== DATASET
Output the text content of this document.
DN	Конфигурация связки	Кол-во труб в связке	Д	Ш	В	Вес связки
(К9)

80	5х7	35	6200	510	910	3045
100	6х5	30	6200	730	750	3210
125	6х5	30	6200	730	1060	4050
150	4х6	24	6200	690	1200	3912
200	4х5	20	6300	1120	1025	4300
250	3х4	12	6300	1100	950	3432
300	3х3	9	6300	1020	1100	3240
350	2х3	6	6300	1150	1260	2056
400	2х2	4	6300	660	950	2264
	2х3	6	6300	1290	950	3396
====
From the records above, extract every entry exactly as given.

EXERCISE RESPONSE:
Output the text content of this document.
DN	Конфигурация связки	Кол-во труб в связке	Д	Ш	В	Вес связки
(К9)

80	5х7	35	6200	510	910	3045
100	6х5	30	6200	730	750	3210
125	6х5	30	6200	730	1060	4050
150	4х6	24	6200	690	1200	3912
200	4х5	20	6300	1120	1025	4300
250	3х4	12	6300	1100	950	3432
300	3х3	9	6300	1020	1100	3240
350	2х3	6	6300	1150	1260	2056
400	2х2	4	6300	660	950	2264
	2х3	6	6300	1290	950	3396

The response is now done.